● Given records
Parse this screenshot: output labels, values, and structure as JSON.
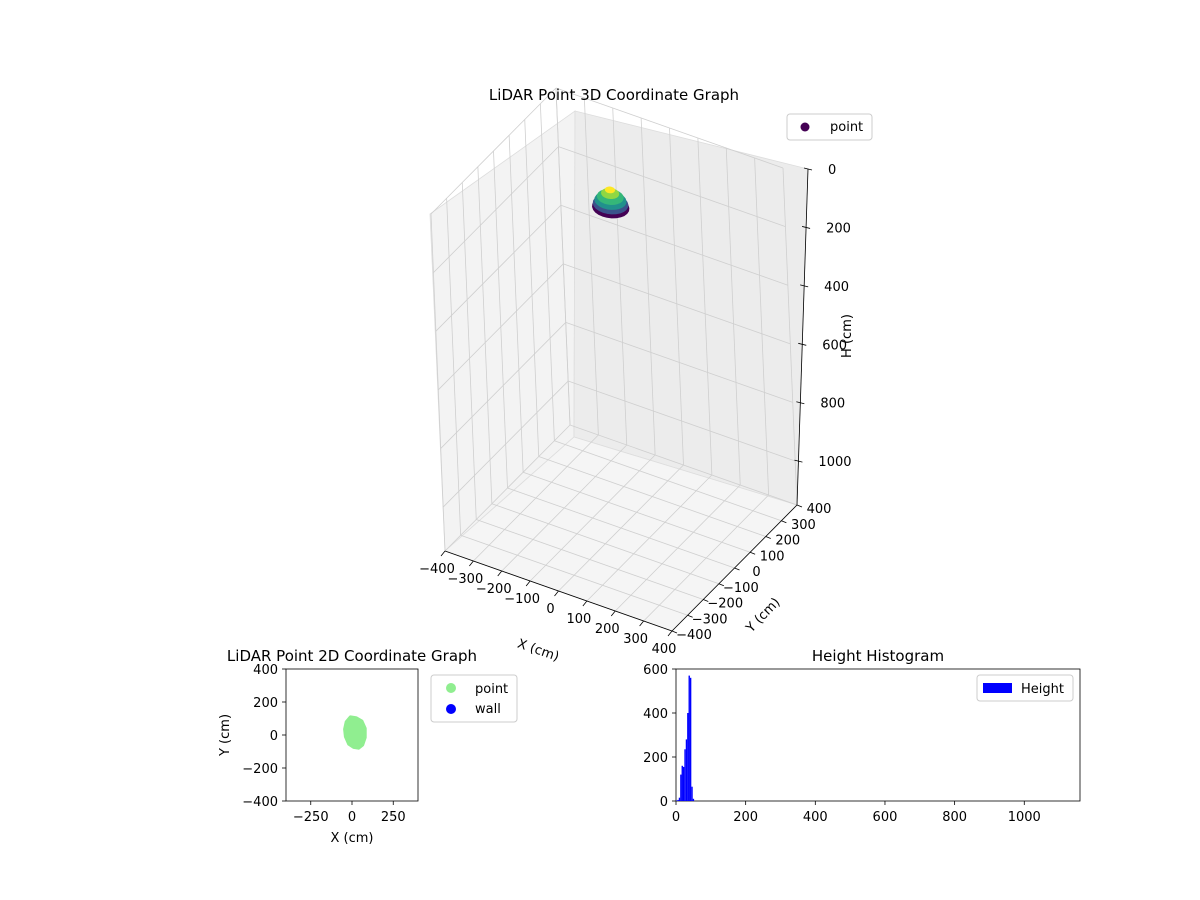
{
  "chart_data": [
    {
      "type": "scatter",
      "projection": "3d",
      "title": "LiDAR Point 3D Coordinate Graph",
      "xlabel": "X (cm)",
      "ylabel": "Y (cm)",
      "zlabel": "H (cm)",
      "xlim": [
        -400,
        400
      ],
      "ylim": [
        -400,
        400
      ],
      "zlim": [
        1150,
        0
      ],
      "z_inverted": true,
      "x_ticks": [
        "−400",
        "−300",
        "−200",
        "−100",
        "0",
        "100",
        "200",
        "300",
        "400"
      ],
      "y_ticks": [
        "−400",
        "−300",
        "−200",
        "−100",
        "0",
        "100",
        "200",
        "300",
        "400"
      ],
      "z_ticks": [
        "0",
        "200",
        "400",
        "600",
        "800",
        "1000"
      ],
      "grid": true,
      "colormap": "viridis",
      "legend": {
        "position": "top-right",
        "entries": [
          {
            "label": "point",
            "color": "#440154"
          }
        ]
      },
      "cluster": {
        "x_range": [
          -50,
          60
        ],
        "y_range": [
          -40,
          60
        ],
        "h_range": [
          0,
          60
        ]
      }
    },
    {
      "type": "scatter",
      "title": "LiDAR Point 2D Coordinate Graph",
      "xlabel": "X (cm)",
      "ylabel": "Y (cm)",
      "xlim": [
        -400,
        400
      ],
      "ylim": [
        -400,
        400
      ],
      "x_ticks": [
        "−250",
        "0",
        "250"
      ],
      "y_ticks": [
        "400",
        "200",
        "0",
        "−200",
        "−400"
      ],
      "grid": false,
      "legend": {
        "position": "outside-right",
        "entries": [
          {
            "label": "point",
            "color": "#90ee90"
          },
          {
            "label": "wall",
            "color": "#0000ff"
          }
        ]
      },
      "series": [
        {
          "name": "point",
          "color": "#90ee90",
          "outline": [
            [
              -10,
              110
            ],
            [
              25,
              105
            ],
            [
              60,
              85
            ],
            [
              80,
              40
            ],
            [
              80,
              -15
            ],
            [
              65,
              -60
            ],
            [
              40,
              -80
            ],
            [
              10,
              -75
            ],
            [
              -20,
              -55
            ],
            [
              -40,
              -10
            ],
            [
              -45,
              35
            ],
            [
              -35,
              80
            ]
          ]
        },
        {
          "name": "wall",
          "color": "#0000ff",
          "points": []
        }
      ]
    },
    {
      "type": "bar",
      "subtype": "histogram",
      "title": "Height Histogram",
      "xlabel": "",
      "ylabel": "",
      "xlim": [
        0,
        1160
      ],
      "ylim": [
        0,
        600
      ],
      "x_ticks": [
        "0",
        "200",
        "400",
        "600",
        "800",
        "1000"
      ],
      "y_ticks": [
        "0",
        "200",
        "400",
        "600"
      ],
      "legend": {
        "position": "top-right",
        "entries": [
          {
            "label": "Height",
            "color": "#0000ff"
          }
        ]
      },
      "bins": [
        {
          "x0": 0,
          "x1": 4,
          "count": 2
        },
        {
          "x0": 4,
          "x1": 8,
          "count": 5
        },
        {
          "x0": 8,
          "x1": 12,
          "count": 15
        },
        {
          "x0": 12,
          "x1": 16,
          "count": 120
        },
        {
          "x0": 16,
          "x1": 20,
          "count": 160
        },
        {
          "x0": 20,
          "x1": 24,
          "count": 155
        },
        {
          "x0": 24,
          "x1": 28,
          "count": 235
        },
        {
          "x0": 28,
          "x1": 32,
          "count": 280
        },
        {
          "x0": 32,
          "x1": 36,
          "count": 400
        },
        {
          "x0": 36,
          "x1": 40,
          "count": 570
        },
        {
          "x0": 40,
          "x1": 44,
          "count": 560
        },
        {
          "x0": 44,
          "x1": 48,
          "count": 65
        },
        {
          "x0": 48,
          "x1": 52,
          "count": 10
        }
      ]
    }
  ]
}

● Goal
Filter the entries down to the lines containing "Graph". Copy each of those lines.

● Finished answer
      "title": "LiDAR Point 3D Coordinate Graph",
      "title": "LiDAR Point 2D Coordinate Graph",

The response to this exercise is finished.